YOUR GOAL – Keep every line where the word "subsection" appears; drop the rest.

MATERIAL SUPPLIED –
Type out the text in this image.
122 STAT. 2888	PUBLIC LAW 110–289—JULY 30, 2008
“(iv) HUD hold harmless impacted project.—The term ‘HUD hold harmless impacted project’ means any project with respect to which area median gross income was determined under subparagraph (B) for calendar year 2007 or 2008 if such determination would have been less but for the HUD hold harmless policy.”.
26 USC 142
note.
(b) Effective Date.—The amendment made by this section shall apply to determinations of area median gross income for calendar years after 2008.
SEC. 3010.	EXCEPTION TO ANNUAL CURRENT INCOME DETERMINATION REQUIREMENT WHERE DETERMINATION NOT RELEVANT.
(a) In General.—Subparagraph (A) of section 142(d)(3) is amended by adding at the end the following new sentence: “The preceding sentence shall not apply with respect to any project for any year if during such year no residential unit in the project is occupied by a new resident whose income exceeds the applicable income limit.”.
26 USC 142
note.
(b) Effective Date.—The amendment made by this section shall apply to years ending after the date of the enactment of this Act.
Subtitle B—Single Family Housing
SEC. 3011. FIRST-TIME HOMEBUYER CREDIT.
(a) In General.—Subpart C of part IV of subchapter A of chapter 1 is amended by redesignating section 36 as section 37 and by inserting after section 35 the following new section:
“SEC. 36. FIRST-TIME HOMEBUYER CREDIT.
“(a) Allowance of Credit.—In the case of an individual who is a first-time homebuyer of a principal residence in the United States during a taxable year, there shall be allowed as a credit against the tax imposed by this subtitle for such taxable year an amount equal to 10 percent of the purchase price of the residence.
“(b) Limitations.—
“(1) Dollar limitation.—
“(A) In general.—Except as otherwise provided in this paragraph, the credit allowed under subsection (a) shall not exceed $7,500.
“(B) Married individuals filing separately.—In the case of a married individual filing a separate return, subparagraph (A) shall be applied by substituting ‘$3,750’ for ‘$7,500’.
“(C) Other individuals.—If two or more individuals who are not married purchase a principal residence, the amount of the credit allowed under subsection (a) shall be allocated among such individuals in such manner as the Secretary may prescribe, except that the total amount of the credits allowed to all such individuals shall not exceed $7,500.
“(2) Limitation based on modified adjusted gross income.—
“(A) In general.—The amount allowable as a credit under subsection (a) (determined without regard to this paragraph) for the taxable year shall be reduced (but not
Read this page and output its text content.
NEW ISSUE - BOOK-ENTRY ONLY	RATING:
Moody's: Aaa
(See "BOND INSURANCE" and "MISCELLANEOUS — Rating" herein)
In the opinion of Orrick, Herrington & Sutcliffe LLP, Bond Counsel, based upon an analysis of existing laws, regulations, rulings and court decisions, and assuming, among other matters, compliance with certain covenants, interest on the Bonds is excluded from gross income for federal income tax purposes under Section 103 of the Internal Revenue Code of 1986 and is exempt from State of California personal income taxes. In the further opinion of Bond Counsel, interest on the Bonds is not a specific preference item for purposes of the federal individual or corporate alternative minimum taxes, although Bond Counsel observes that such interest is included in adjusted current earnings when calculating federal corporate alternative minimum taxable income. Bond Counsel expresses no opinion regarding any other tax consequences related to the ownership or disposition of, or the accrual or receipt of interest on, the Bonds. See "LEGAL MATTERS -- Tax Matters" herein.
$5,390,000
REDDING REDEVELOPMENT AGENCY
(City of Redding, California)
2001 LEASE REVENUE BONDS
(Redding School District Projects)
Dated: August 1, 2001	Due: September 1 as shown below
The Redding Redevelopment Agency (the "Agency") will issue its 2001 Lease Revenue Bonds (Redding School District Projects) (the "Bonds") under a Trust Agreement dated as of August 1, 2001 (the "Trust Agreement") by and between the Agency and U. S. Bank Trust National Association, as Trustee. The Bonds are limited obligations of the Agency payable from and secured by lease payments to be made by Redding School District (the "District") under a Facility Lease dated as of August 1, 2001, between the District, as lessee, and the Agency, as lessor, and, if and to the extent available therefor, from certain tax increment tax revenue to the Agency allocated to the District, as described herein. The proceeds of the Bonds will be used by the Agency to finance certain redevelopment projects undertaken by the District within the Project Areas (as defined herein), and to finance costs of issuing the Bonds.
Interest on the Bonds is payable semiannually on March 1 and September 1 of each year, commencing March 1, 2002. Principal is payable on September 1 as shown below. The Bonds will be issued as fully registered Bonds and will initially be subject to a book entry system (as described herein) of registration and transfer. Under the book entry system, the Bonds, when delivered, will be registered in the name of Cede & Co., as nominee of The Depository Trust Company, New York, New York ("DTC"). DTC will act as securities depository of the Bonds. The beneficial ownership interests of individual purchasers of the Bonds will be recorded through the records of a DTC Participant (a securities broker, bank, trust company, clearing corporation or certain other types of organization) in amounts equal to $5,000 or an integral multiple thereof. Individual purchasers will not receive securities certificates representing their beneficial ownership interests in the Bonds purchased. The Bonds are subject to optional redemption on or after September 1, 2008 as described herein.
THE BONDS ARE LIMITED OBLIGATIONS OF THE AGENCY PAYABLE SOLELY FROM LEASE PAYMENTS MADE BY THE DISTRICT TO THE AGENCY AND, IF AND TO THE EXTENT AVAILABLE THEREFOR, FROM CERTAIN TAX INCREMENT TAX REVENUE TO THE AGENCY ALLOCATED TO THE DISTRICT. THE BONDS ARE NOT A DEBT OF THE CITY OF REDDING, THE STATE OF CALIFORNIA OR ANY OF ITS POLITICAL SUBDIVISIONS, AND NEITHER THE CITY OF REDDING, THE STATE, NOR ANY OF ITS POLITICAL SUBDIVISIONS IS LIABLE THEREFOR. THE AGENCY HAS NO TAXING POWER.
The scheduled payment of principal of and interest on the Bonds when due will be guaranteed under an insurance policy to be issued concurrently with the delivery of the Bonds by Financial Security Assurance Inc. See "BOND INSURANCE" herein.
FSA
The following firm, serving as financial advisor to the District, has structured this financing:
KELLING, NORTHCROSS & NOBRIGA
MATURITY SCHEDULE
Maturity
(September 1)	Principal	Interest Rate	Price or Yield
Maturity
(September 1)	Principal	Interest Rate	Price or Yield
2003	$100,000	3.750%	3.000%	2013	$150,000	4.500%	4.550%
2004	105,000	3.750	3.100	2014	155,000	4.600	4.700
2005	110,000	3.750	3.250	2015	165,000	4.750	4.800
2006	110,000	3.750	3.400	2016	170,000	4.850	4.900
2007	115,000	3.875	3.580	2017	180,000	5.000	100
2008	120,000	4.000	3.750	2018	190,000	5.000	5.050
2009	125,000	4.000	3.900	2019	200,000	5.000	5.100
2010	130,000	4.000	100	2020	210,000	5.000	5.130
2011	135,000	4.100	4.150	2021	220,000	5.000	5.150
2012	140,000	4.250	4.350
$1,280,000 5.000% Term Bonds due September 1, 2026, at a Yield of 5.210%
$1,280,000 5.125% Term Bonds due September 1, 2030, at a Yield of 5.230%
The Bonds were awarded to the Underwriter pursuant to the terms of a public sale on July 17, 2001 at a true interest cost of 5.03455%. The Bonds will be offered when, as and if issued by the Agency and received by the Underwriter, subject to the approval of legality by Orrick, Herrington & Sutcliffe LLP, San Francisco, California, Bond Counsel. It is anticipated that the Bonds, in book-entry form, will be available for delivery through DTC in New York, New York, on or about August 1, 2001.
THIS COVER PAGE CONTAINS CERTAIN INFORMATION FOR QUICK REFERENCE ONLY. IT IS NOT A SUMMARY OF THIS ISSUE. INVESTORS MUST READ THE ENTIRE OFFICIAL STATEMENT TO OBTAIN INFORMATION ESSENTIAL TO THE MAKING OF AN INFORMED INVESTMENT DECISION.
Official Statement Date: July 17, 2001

RESPONSE –
“(A) In general.—Except as otherwise provided in this paragraph, the credit allowed under subsection (a) shall not exceed $7,500.
“(C) Other individuals.—If two or more individuals who are not married purchase a principal residence, the amount of the credit allowed under subsection (a) shall be allocated among such individuals in such manner as the Secretary may prescribe, except that the total amount of the credits allowed to all such individuals shall not exceed $7,500.
“(A) In general.—The amount allowable as a credit under subsection (a) (determined without regard to this paragraph) for the taxable year shall be reduced (but not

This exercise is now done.